Problem details:
Using the material that follows, identify and copy each line with the string "定语从句".

──────

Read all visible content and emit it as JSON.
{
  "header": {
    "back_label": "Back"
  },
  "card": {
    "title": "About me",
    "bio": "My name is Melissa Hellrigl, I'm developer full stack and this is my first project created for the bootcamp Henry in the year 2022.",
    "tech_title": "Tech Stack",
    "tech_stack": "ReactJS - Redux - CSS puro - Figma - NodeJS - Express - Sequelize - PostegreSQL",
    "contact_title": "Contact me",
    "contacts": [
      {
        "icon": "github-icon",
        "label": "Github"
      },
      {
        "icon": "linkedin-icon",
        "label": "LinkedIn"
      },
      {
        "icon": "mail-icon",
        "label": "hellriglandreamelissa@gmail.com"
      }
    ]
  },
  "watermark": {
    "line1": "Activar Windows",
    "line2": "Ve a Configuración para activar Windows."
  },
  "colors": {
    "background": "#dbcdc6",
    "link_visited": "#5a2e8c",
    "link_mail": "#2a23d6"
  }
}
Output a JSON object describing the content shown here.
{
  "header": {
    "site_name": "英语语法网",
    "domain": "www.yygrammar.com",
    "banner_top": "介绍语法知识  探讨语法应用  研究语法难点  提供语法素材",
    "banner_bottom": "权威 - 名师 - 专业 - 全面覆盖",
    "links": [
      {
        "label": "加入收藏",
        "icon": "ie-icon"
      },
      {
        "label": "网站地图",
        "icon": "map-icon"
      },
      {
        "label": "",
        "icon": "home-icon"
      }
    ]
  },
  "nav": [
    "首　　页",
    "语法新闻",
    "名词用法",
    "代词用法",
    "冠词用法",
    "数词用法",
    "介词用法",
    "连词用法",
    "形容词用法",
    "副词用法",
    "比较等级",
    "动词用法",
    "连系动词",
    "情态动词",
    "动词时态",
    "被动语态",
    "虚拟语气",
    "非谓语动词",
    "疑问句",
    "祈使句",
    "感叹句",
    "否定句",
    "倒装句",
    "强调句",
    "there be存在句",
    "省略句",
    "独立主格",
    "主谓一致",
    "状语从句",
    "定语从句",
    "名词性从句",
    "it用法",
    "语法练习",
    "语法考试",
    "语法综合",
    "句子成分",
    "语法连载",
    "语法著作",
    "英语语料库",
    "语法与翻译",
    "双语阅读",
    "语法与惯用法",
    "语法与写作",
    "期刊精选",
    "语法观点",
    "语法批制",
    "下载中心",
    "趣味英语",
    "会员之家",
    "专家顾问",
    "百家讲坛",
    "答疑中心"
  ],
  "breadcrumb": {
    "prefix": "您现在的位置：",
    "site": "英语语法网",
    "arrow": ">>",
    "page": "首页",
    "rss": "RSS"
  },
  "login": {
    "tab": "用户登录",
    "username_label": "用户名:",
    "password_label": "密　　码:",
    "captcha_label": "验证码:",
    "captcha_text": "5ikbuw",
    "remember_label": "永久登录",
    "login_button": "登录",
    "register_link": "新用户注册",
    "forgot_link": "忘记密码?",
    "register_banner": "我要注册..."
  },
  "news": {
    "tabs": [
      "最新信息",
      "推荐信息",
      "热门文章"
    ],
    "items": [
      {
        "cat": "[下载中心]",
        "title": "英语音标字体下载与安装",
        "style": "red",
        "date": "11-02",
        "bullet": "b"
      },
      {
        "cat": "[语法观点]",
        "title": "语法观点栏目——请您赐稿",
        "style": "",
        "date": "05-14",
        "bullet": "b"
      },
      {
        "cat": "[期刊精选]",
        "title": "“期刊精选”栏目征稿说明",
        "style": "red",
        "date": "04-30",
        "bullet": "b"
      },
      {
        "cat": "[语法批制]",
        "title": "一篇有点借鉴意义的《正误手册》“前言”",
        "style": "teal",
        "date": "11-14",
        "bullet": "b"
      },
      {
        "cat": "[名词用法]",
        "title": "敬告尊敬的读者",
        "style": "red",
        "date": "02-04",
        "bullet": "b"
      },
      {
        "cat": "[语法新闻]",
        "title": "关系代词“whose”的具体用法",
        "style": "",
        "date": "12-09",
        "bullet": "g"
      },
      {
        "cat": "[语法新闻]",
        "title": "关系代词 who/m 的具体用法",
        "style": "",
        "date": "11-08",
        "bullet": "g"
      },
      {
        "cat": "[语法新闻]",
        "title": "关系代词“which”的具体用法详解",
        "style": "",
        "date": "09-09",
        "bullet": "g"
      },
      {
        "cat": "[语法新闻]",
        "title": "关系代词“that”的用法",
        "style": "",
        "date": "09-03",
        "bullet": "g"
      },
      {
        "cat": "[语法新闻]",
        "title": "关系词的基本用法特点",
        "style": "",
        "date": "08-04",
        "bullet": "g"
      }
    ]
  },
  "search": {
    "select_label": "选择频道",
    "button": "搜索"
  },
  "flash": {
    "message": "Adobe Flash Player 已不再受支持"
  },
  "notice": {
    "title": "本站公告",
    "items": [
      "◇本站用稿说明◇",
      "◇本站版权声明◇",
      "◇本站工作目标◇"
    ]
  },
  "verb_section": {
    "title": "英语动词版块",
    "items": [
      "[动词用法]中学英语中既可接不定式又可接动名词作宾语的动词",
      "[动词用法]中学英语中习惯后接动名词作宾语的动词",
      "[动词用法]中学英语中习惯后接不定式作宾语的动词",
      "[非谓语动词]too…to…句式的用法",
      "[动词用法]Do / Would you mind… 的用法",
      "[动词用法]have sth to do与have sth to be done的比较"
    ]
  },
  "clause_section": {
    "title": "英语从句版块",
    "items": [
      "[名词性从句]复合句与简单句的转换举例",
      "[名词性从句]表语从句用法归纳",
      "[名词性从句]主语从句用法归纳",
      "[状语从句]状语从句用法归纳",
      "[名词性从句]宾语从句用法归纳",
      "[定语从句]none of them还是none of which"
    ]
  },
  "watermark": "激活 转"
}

──────

Written answer:
    "定语从句",
      "[定语从句]none of them还是none of which"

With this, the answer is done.